● **GOAL**
Wherever "left" appears in a line, copy that line.

● **Items from a dataset**
════════════════
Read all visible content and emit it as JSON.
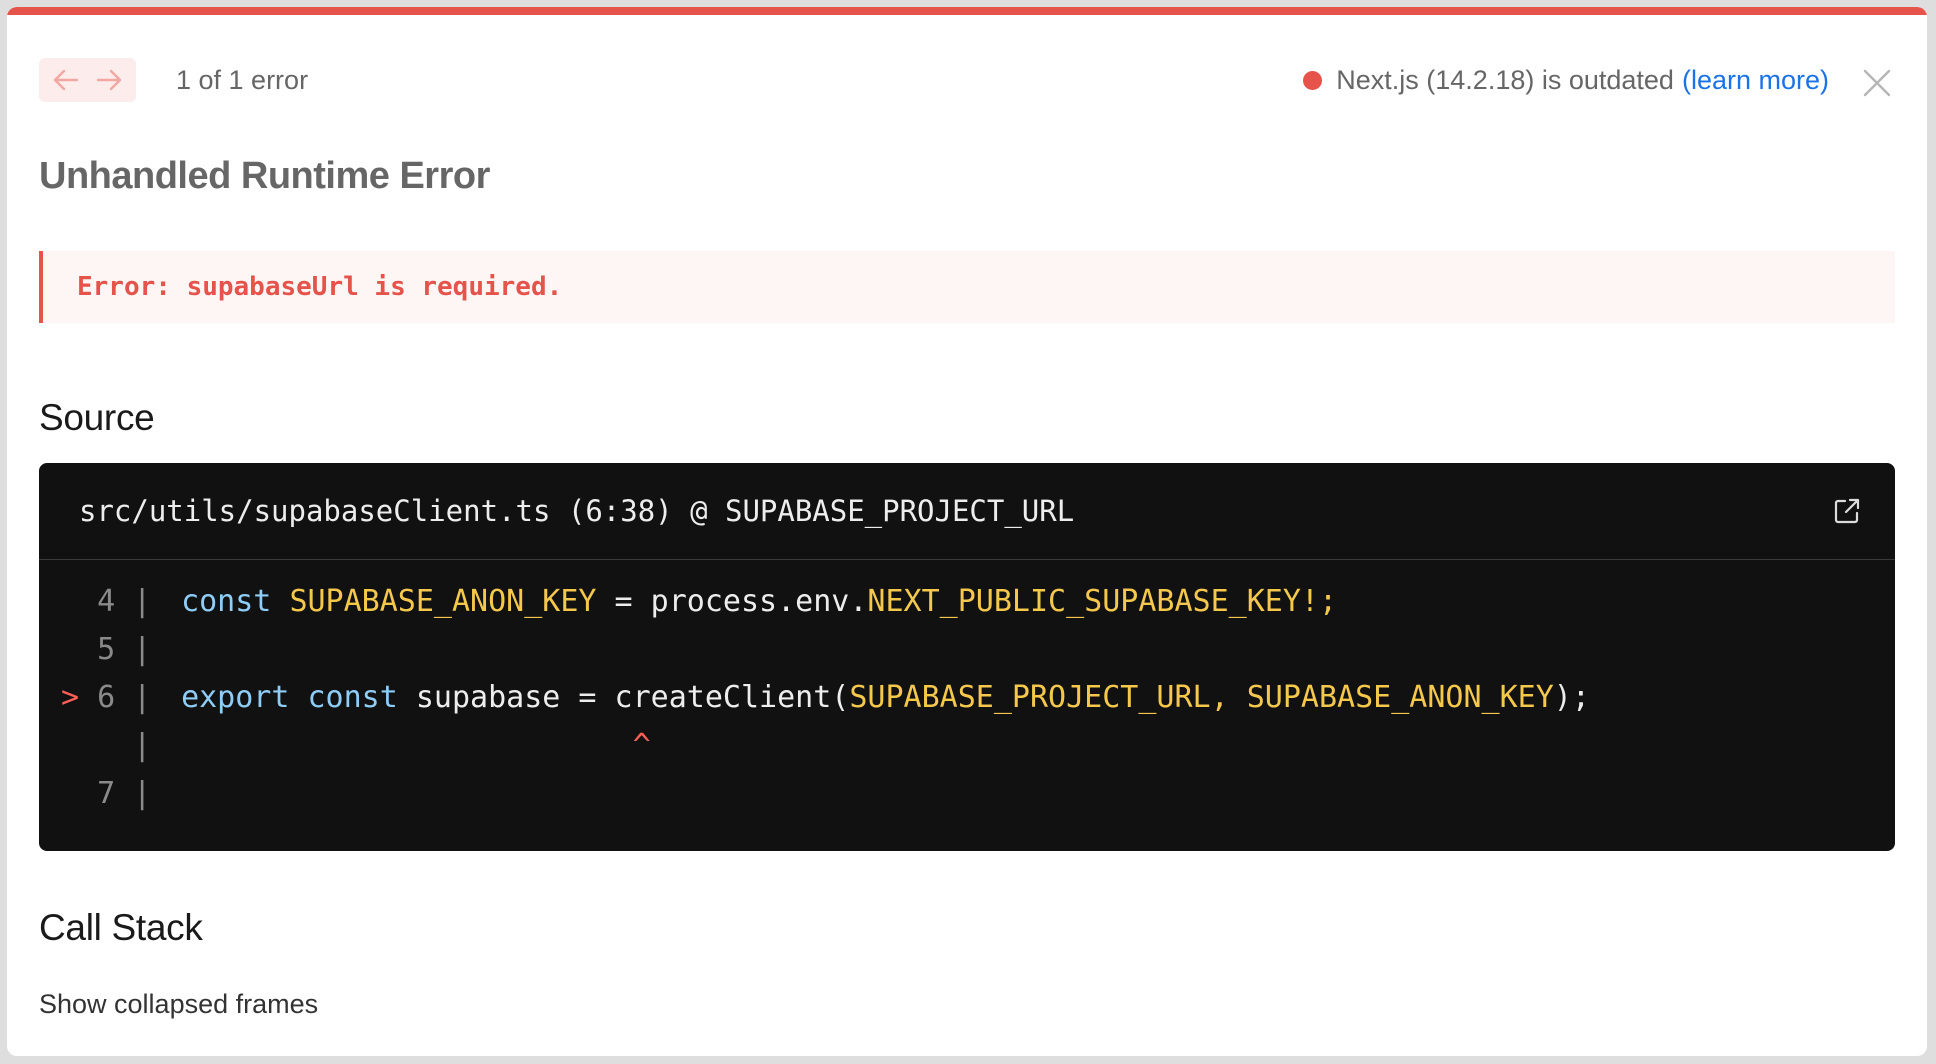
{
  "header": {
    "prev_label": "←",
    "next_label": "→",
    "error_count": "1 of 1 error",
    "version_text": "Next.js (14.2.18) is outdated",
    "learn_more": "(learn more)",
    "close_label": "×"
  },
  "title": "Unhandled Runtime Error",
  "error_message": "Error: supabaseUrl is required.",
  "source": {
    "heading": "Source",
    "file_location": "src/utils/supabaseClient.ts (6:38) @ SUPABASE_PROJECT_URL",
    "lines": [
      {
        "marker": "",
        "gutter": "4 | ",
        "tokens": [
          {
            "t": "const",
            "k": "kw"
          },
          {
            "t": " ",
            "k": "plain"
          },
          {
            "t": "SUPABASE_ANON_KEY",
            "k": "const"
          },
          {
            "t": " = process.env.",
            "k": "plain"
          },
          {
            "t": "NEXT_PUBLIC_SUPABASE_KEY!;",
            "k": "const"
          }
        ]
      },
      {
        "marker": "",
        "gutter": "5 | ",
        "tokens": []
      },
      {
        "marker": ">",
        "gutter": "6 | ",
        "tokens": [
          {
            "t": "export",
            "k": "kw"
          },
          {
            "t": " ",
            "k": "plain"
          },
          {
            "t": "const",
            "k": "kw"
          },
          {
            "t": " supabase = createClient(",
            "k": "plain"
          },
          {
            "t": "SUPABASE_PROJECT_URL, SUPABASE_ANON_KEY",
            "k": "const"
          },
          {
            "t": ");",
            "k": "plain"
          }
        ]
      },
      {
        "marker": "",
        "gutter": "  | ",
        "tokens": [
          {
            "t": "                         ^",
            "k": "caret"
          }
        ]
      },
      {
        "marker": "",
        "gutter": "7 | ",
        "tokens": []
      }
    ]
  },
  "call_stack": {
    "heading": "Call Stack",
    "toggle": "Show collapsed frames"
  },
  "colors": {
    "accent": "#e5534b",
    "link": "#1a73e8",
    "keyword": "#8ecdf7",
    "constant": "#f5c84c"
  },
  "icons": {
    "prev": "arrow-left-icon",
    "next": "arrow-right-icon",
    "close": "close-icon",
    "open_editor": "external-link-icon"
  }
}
════════════════
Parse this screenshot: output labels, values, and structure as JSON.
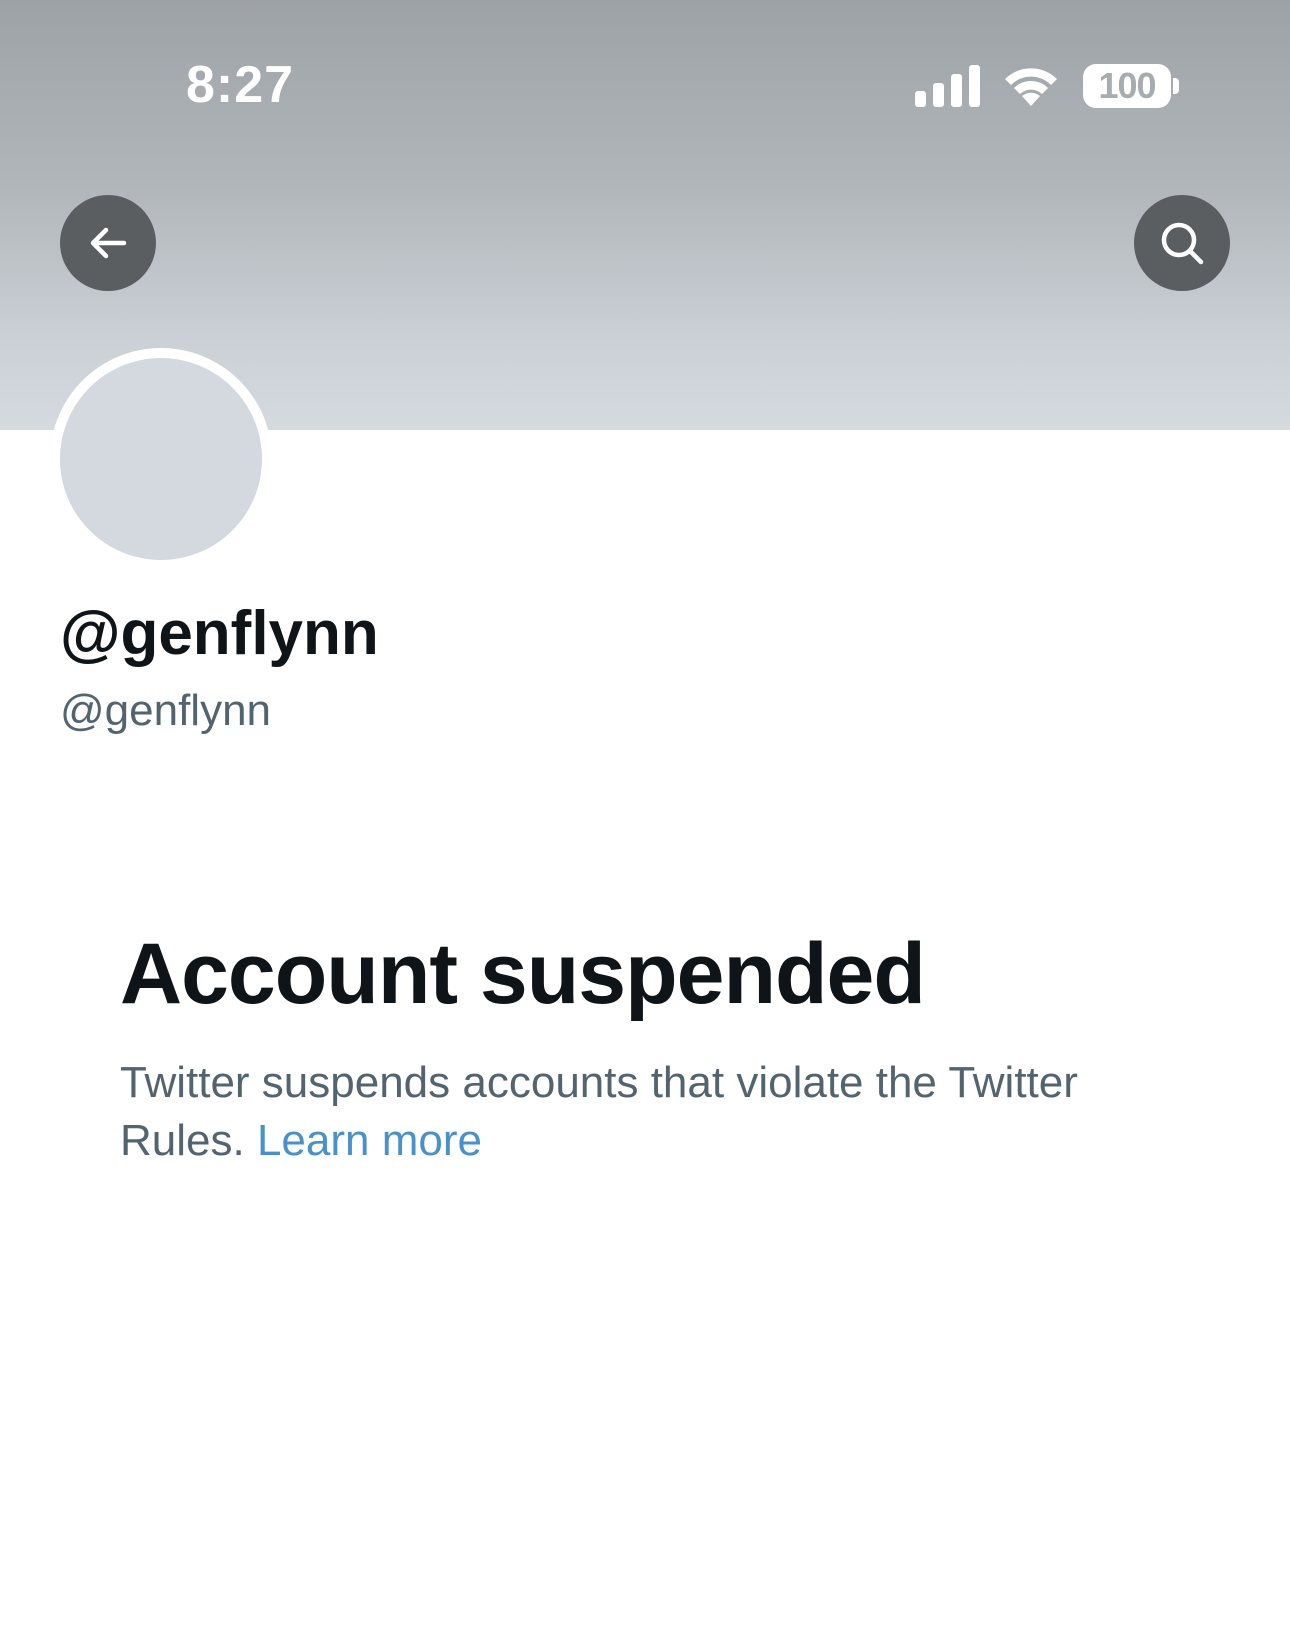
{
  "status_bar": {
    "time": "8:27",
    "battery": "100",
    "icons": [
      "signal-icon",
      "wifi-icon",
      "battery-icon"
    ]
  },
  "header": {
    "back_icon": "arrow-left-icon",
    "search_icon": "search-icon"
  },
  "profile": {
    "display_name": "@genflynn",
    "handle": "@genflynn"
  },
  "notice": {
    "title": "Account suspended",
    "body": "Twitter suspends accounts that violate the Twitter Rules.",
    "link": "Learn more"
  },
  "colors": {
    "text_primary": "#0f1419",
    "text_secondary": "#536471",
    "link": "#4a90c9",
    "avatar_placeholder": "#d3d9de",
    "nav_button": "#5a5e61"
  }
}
════════════════
● **SOLUTION FOR THIS EXERCISE**
    "prev": "arrow-left-icon",
    "back_icon": "arrow-left-icon",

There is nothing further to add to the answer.